Problem to solve — The entries below contain pictures. Retype everything except those pictures, exactly as given.

·····

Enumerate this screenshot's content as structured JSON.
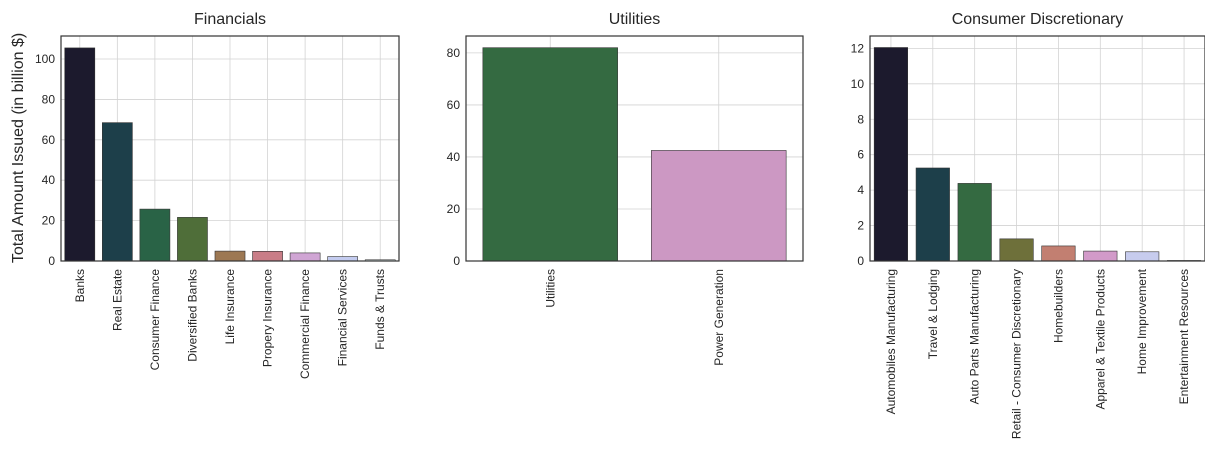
{
  "ylabel": "Total Amount Issued (in billion $)",
  "chart_data": [
    {
      "type": "bar",
      "title": "Financials",
      "categories": [
        "Banks",
        "Real Estate",
        "Consumer Finance",
        "Diversified Banks",
        "Life Insurance",
        "Propery Insurance",
        "Commercial Finance",
        "Financial Services",
        "Funds & Trusts"
      ],
      "values": [
        105.5,
        68.5,
        25.7,
        21.6,
        4.9,
        4.8,
        4.0,
        2.2,
        0.6
      ],
      "colors": [
        "#1c1a2d",
        "#1d3f4a",
        "#296346",
        "#4f6e39",
        "#9d7853",
        "#c97d87",
        "#d0a5d4",
        "#c4ccf0",
        "#dff0f0"
      ],
      "ylim": [
        0,
        111.4
      ],
      "yticks": [
        0,
        20,
        40,
        60,
        80,
        100
      ],
      "grid": true
    },
    {
      "type": "bar",
      "title": "Utilities",
      "categories": [
        "Utilities",
        "Power Generation"
      ],
      "values": [
        82.0,
        42.5
      ],
      "colors": [
        "#346a41",
        "#cc98c3"
      ],
      "ylim": [
        0,
        86.5
      ],
      "yticks": [
        0,
        20,
        40,
        60,
        80
      ],
      "grid": true
    },
    {
      "type": "bar",
      "title": "Consumer Discretionary",
      "categories": [
        "Automobiles Manufacturing",
        "Travel & Lodging",
        "Auto Parts Manufacturing",
        "Retail - Consumer Discretionary",
        "Homebuilders",
        "Apparel & Textile Products",
        "Home Improvement",
        "Entertainment Resources"
      ],
      "values": [
        12.05,
        5.25,
        4.38,
        1.25,
        0.85,
        0.56,
        0.52,
        0.03
      ],
      "colors": [
        "#1c1a2d",
        "#1d3f4a",
        "#346a41",
        "#6e703a",
        "#c27f71",
        "#d29ac9",
        "#c7ccee",
        "#dff0f0"
      ],
      "ylim": [
        0,
        12.7
      ],
      "yticks": [
        0,
        2,
        4,
        6,
        8,
        10,
        12
      ],
      "grid": true
    }
  ]
}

·····

Solution for this exercise —
Enumerate this screenshot's content as structured JSON.
{
  "ylabel": "Total Amount Issued (in billion $)",
  "chart_data": [
    {
      "type": "bar",
      "title": "Financials",
      "categories": [
        "Banks",
        "Real Estate",
        "Consumer Finance",
        "Diversified Banks",
        "Life Insurance",
        "Propery Insurance",
        "Commercial Finance",
        "Financial Services",
        "Funds & Trusts"
      ],
      "values": [
        105.5,
        68.5,
        25.7,
        21.6,
        4.9,
        4.8,
        4.0,
        2.2,
        0.6
      ],
      "colors": [
        "#1c1a2d",
        "#1d3f4a",
        "#296346",
        "#4f6e39",
        "#9d7853",
        "#c97d87",
        "#d0a5d4",
        "#c4ccf0",
        "#dff0f0"
      ],
      "ylim": [
        0,
        111.4
      ],
      "yticks": [
        0,
        20,
        40,
        60,
        80,
        100
      ],
      "grid": true
    },
    {
      "type": "bar",
      "title": "Utilities",
      "categories": [
        "Utilities",
        "Power Generation"
      ],
      "values": [
        82.0,
        42.5
      ],
      "colors": [
        "#346a41",
        "#cc98c3"
      ],
      "ylim": [
        0,
        86.5
      ],
      "yticks": [
        0,
        20,
        40,
        60,
        80
      ],
      "grid": true
    },
    {
      "type": "bar",
      "title": "Consumer Discretionary",
      "categories": [
        "Automobiles Manufacturing",
        "Travel & Lodging",
        "Auto Parts Manufacturing",
        "Retail - Consumer Discretionary",
        "Homebuilders",
        "Apparel & Textile Products",
        "Home Improvement",
        "Entertainment Resources"
      ],
      "values": [
        12.05,
        5.25,
        4.38,
        1.25,
        0.85,
        0.56,
        0.52,
        0.03
      ],
      "colors": [
        "#1c1a2d",
        "#1d3f4a",
        "#346a41",
        "#6e703a",
        "#c27f71",
        "#d29ac9",
        "#c7ccee",
        "#dff0f0"
      ],
      "ylim": [
        0,
        12.7
      ],
      "yticks": [
        0,
        2,
        4,
        6,
        8,
        10,
        12
      ],
      "grid": true
    }
  ]
}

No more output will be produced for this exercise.